Collected data
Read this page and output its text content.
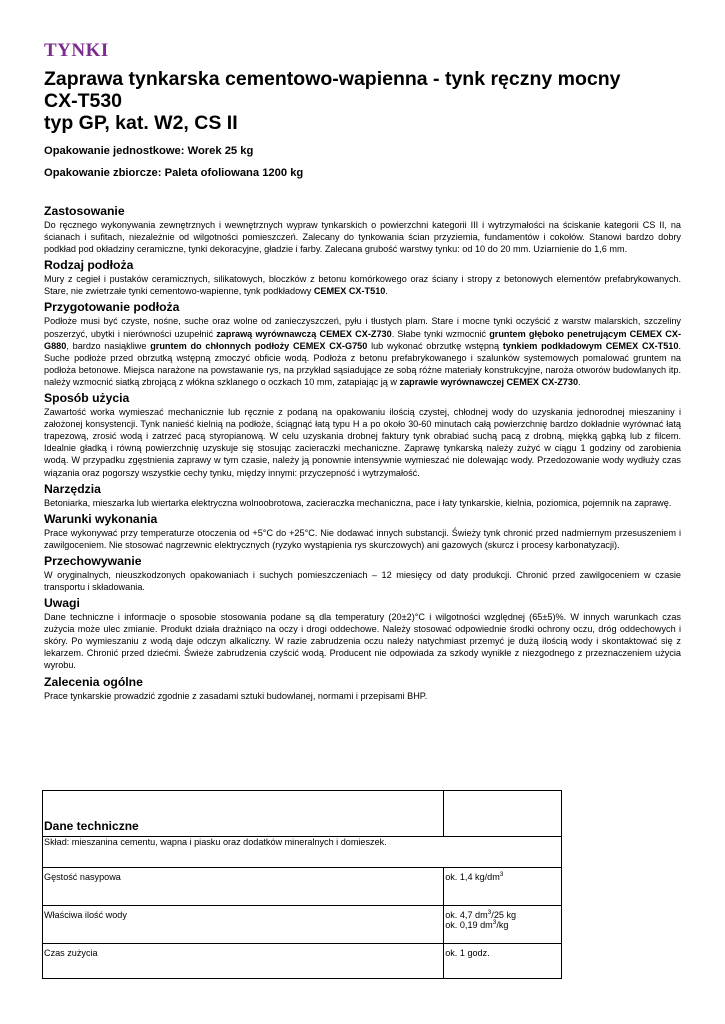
TYNKI
Zaprawa tynkarska cementowo-wapienna - tynk ręczny mocny
CX-T530
typ GP, kat. W2, CS II

Opakowanie jednostkowe: Worek 25 kg

Opakowanie zbiorcze: Paleta ofoliowana 1200 kg

Zastosowanie

Do ręcznego wykonywania zewnętrznych i wewnętrznych wypraw tynkarskich o powierzchni kategorii III i wytrzymałości na ściskanie kategorii CS II, na ścianach i sufitach, niezależnie od wilgotności pomieszczeń. Zalecany do tynkowania ścian przyziemia, fundamentów i cokołów. Stanowi bardzo dobry podkład pod okładziny ceramiczne, tynki dekoracyjne, gładzie i farby. Zalecana grubość warstwy tynku: od 10 do 20 mm. Uziarnienie do 1,6 mm.

Rodzaj podłoża

Mury z cegieł i pustaków ceramicznych, silikatowych, bloczków z betonu komórkowego oraz ściany i stropy z betonowych elementów prefabrykowanych. Stare, nie zwietrzałe tynki cementowo-wapienne, tynk podkładowy CEMEX CX-T510.

Przygotowanie podłoża

Podłoże musi być czyste, nośne, suche oraz wolne od zanieczyszczeń, pyłu i tłustych plam. Stare i mocne tynki oczyścić z warstw malarskich, szczeliny poszerzyć, ubytki i nierówności uzupełnić zaprawą wyrównawczą CEMEX CX-Z730. Słabe tynki wzmocnić gruntem głęboko penetrującym CEMEX CX-G880, bardzo nasiąkliwe gruntem do chłonnych podłoży CEMEX CX-G750 lub wykonać obrzutkę wstępną tynkiem podkładowym CEMEX CX-T510. Suche podłoże przed obrzutką wstępną zmoczyć obficie wodą. Podłoża z betonu prefabrykowanego i szalunków systemowych pomalować gruntem na podłoża betonowe. Miejsca narażone na powstawanie rys, na przykład sąsiadujące ze sobą różne materiały konstrukcyjne, naroża otworów budowlanych itp. należy wzmocnić siatką zbrojącą z włókna szklanego o oczkach 10 mm, zatapiając ją w zaprawie wyrównawczej CEMEX CX-Z730.

Sposób użycia

Zawartość worka wymieszać mechanicznie lub ręcznie z podaną na opakowaniu ilością czystej, chłodnej wody do uzyskania jednorodnej mieszaniny i założonej konsystencji. Tynk nanieść kielnią na podłoże, ściągnąć łatą typu H a po około 30-60 minutach całą powierzchnię bardzo dokładnie wyrównać łatą trapezową, zrosić wodą i zatrzeć pacą styropianową. W celu uzyskania drobnej faktury tynk obrabiać suchą pacą z drobną, miękką gąbką lub z filcem. Idealnie gładką i równą powierzchnię uzyskuje się stosując zacieraczki mechaniczne. Zaprawę tynkarską należy zużyć w ciągu 1 godziny od zarobienia wodą. W przypadku zgęstnienia zaprawy w tym czasie, należy ją ponownie intensywnie wymieszać nie dolewając wody. Przedozowanie wody wydłuży czas wiązania oraz pogorszy wszystkie cechy tynku, między innymi: przyczepność i wytrzymałość.

Narzędzia

Betoniarka, mieszarka lub wiertarka elektryczna wolnoobrotowa, zacieraczka mechaniczna, pace i łaty tynkarskie, kielnia, poziomica, pojemnik na zaprawę.

Warunki wykonania

Prace wykonywać przy temperaturze otoczenia od +5°C do +25°C. Nie dodawać innych substancji. Świeży tynk chronić przed nadmiernym przesuszeniem i zawilgoceniem. Nie stosować nagrzewnic elektrycznych (ryzyko wystąpienia rys skurczowych) ani gazowych (skurcz i procesy karbonatyzacji).

Przechowywanie

W oryginalnych, nieuszkodzonych opakowaniach i suchych pomieszczeniach – 12 miesięcy od daty produkcji. Chronić przed zawilgoceniem w czasie transportu i składowania.

Uwagi

Dane techniczne i informacje o sposobie stosowania podane są dla temperatury (20±2)°C i wilgotności względnej (65±5)%. W innych warunkach czas zużycia może ulec zmianie. Produkt działa drażniąco na oczy i drogi oddechowe. Należy stosować odpowiednie środki ochrony oczu, dróg oddechowych i skóry. Po wymieszaniu z wodą daje odczyn alkaliczny. W razie zabrudzenia oczu należy natychmiast przemyć je dużą ilością wody i skontaktować się z lekarzem. Chronić przed dziećmi. Świeże zabrudzenia czyścić wodą. Producent nie odpowiada za szkody wynikłe z niezgodnego z przeznaczeniem użycia wyrobu.

Zalecenia ogólne

Prace tynkarskie prowadzić zgodnie z zasadami sztuki budowlanej, normami i przepisami BHP.

Dane techniczne	

Skład: mieszanina cementu, wapna i piasku oraz dodatków mineralnych i domieszek.	
Gęstość nasypowa	ok. 1,4 $kg/dm^3$
Właściwa ilość wody	ok. 4,7 $dm^3/25$ kg
ok. 0,19 $dm^3/kg$
Czas zużycia	ok. 1 godz.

• Brief:
Strip the images and reproduce the remaining records precisely.

• Written solution:
Read this page and output its text content.
TYNKI
Zaprawa tynkarska cementowo-wapienna - tynk ręczny mocny
CX-T530
typ GP, kat. W2, CS II

Opakowanie jednostkowe: Worek 25 kg

Opakowanie zbiorcze: Paleta ofoliowana 1200 kg

Zastosowanie

Do ręcznego wykonywania zewnętrznych i wewnętrznych wypraw tynkarskich o powierzchni kategorii III i wytrzymałości na ściskanie kategorii CS II, na ścianach i sufitach, niezależnie od wilgotności pomieszczeń. Zalecany do tynkowania ścian przyziemia, fundamentów i cokołów. Stanowi bardzo dobry podkład pod okładziny ceramiczne, tynki dekoracyjne, gładzie i farby. Zalecana grubość warstwy tynku: od 10 do 20 mm. Uziarnienie do 1,6 mm.

Rodzaj podłoża

Mury z cegieł i pustaków ceramicznych, silikatowych, bloczków z betonu komórkowego oraz ściany i stropy z betonowych elementów prefabrykowanych. Stare, nie zwietrzałe tynki cementowo-wapienne, tynk podkładowy CEMEX CX-T510.

Przygotowanie podłoża

Podłoże musi być czyste, nośne, suche oraz wolne od zanieczyszczeń, pyłu i tłustych plam. Stare i mocne tynki oczyścić z warstw malarskich, szczeliny poszerzyć, ubytki i nierówności uzupełnić zaprawą wyrównawczą CEMEX CX-Z730. Słabe tynki wzmocnić gruntem głęboko penetrującym CEMEX CX-G880, bardzo nasiąkliwe gruntem do chłonnych podłoży CEMEX CX-G750 lub wykonać obrzutkę wstępną tynkiem podkładowym CEMEX CX-T510. Suche podłoże przed obrzutką wstępną zmoczyć obficie wodą. Podłoża z betonu prefabrykowanego i szalunków systemowych pomalować gruntem na podłoża betonowe. Miejsca narażone na powstawanie rys, na przykład sąsiadujące ze sobą różne materiały konstrukcyjne, naroża otworów budowlanych itp. należy wzmocnić siatką zbrojącą z włókna szklanego o oczkach 10 mm, zatapiając ją w zaprawie wyrównawczej CEMEX CX-Z730.

Sposób użycia

Zawartość worka wymieszać mechanicznie lub ręcznie z podaną na opakowaniu ilością czystej, chłodnej wody do uzyskania jednorodnej mieszaniny i założonej konsystencji. Tynk nanieść kielnią na podłoże, ściągnąć łatą typu H a po około 30-60 minutach całą powierzchnię bardzo dokładnie wyrównać łatą trapezową, zrosić wodą i zatrzeć pacą styropianową. W celu uzyskania drobnej faktury tynk obrabiać suchą pacą z drobną, miękką gąbką lub z filcem. Idealnie gładką i równą powierzchnię uzyskuje się stosując zacieraczki mechaniczne. Zaprawę tynkarską należy zużyć w ciągu 1 godziny od zarobienia wodą. W przypadku zgęstnienia zaprawy w tym czasie, należy ją ponownie intensywnie wymieszać nie dolewając wody. Przedozowanie wody wydłuży czas wiązania oraz pogorszy wszystkie cechy tynku, między innymi: przyczepność i wytrzymałość.

Narzędzia

Betoniarka, mieszarka lub wiertarka elektryczna wolnoobrotowa, zacieraczka mechaniczna, pace i łaty tynkarskie, kielnia, poziomica, pojemnik na zaprawę.

Warunki wykonania

Prace wykonywać przy temperaturze otoczenia od +5°C do +25°C. Nie dodawać innych substancji. Świeży tynk chronić przed nadmiernym przesuszeniem i zawilgoceniem. Nie stosować nagrzewnic elektrycznych (ryzyko wystąpienia rys skurczowych) ani gazowych (skurcz i procesy karbonatyzacji).

Przechowywanie

W oryginalnych, nieuszkodzonych opakowaniach i suchych pomieszczeniach – 12 miesięcy od daty produkcji. Chronić przed zawilgoceniem w czasie transportu i składowania.

Uwagi

Dane techniczne i informacje o sposobie stosowania podane są dla temperatury (20±2)°C i wilgotności względnej (65±5)%. W innych warunkach czas zużycia może ulec zmianie. Produkt działa drażniąco na oczy i drogi oddechowe. Należy stosować odpowiednie środki ochrony oczu, dróg oddechowych i skóry. Po wymieszaniu z wodą daje odczyn alkaliczny. W razie zabrudzenia oczu należy natychmiast przemyć je dużą ilością wody i skontaktować się z lekarzem. Chronić przed dziećmi. Świeże zabrudzenia czyścić wodą. Producent nie odpowiada za szkody wynikłe z niezgodnego z przeznaczeniem użycia wyrobu.

Zalecenia ogólne

Prace tynkarskie prowadzić zgodnie z zasadami sztuki budowlanej, normami i przepisami BHP.

Dane techniczne	

Skład: mieszanina cementu, wapna i piasku oraz dodatków mineralnych i domieszek.	
Gęstość nasypowa	ok. 1,4 $kg/dm^3$
Właściwa ilość wody	ok. 4,7 $dm^3/25$ kg
ok. 0,19 $dm^3/kg$
Czas zużycia	ok. 1 godz.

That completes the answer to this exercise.